Records to use:
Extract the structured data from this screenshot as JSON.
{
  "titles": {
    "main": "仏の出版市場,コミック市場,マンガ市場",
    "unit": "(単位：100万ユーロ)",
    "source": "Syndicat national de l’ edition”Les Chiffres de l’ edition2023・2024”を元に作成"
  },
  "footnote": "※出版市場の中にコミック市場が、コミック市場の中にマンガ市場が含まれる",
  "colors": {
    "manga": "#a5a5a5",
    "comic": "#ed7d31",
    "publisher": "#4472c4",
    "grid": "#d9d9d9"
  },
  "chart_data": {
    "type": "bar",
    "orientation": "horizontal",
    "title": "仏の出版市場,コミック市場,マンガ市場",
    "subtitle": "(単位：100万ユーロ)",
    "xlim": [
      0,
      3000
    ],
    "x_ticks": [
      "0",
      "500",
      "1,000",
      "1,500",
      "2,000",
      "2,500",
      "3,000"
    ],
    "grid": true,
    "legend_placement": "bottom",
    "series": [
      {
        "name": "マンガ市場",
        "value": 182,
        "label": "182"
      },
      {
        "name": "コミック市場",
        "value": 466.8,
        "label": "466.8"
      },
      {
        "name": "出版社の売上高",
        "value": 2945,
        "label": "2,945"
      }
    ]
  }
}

What to work on: Print the records above in full, exactly.

Task output:
Extract the structured data from this screenshot as JSON.
{
  "titles": {
    "main": "仏の出版市場,コミック市場,マンガ市場",
    "unit": "(単位：100万ユーロ)",
    "source": "Syndicat national de l’ edition”Les Chiffres de l’ edition2023・2024”を元に作成"
  },
  "footnote": "※出版市場の中にコミック市場が、コミック市場の中にマンガ市場が含まれる",
  "colors": {
    "manga": "#a5a5a5",
    "comic": "#ed7d31",
    "publisher": "#4472c4",
    "grid": "#d9d9d9"
  },
  "chart_data": {
    "type": "bar",
    "orientation": "horizontal",
    "title": "仏の出版市場,コミック市場,マンガ市場",
    "subtitle": "(単位：100万ユーロ)",
    "xlim": [
      0,
      3000
    ],
    "x_ticks": [
      "0",
      "500",
      "1,000",
      "1,500",
      "2,000",
      "2,500",
      "3,000"
    ],
    "grid": true,
    "legend_placement": "bottom",
    "series": [
      {
        "name": "マンガ市場",
        "value": 182,
        "label": "182"
      },
      {
        "name": "コミック市場",
        "value": 466.8,
        "label": "466.8"
      },
      {
        "name": "出版社の売上高",
        "value": 2945,
        "label": "2,945"
      }
    ]
  }
}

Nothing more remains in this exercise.